Extract each line holding the word "rutier" from the entries.

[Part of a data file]
============================================================

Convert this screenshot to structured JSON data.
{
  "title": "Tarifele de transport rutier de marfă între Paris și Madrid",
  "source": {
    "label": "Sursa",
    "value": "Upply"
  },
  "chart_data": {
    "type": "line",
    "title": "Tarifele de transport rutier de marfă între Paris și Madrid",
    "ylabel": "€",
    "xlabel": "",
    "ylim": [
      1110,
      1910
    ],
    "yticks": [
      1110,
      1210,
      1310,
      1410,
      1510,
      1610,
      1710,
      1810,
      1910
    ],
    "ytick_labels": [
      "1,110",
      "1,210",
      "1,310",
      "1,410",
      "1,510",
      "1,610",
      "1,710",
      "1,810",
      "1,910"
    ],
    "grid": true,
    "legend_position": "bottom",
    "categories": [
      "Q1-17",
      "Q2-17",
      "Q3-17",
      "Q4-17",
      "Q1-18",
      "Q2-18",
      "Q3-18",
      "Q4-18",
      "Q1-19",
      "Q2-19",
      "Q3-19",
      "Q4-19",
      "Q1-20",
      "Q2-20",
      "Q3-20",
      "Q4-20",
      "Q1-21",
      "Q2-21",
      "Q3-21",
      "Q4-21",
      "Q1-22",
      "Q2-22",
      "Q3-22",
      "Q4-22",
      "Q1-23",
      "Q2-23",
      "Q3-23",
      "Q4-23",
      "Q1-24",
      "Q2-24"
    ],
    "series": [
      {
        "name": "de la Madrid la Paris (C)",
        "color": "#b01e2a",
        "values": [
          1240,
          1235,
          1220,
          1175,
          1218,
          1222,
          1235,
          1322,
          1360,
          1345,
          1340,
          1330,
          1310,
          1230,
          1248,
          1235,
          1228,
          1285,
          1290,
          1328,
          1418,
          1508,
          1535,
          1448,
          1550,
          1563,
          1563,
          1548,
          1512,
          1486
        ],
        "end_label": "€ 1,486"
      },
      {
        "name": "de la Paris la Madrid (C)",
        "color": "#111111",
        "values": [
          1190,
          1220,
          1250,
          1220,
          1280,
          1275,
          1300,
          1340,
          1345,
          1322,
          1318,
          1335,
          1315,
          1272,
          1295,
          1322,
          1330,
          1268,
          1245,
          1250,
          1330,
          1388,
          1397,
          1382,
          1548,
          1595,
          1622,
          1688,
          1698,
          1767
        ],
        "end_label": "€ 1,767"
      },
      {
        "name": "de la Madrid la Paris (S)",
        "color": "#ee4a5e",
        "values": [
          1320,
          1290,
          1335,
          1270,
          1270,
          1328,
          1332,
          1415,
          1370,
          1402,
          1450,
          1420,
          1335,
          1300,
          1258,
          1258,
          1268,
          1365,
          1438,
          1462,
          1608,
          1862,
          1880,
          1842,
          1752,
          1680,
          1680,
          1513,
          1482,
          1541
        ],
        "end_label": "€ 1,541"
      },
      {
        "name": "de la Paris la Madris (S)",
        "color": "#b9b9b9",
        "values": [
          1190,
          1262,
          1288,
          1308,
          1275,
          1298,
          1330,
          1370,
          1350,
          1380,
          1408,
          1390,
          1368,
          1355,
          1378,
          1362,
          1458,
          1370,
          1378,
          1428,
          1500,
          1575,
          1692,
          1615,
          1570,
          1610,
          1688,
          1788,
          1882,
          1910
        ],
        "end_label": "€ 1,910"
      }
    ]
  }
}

============================================================

* **Worked answer**
  "title": "Tarifele de transport rutier de marfă între Paris și Madrid",
    "title": "Tarifele de transport rutier de marfă între Paris și Madrid",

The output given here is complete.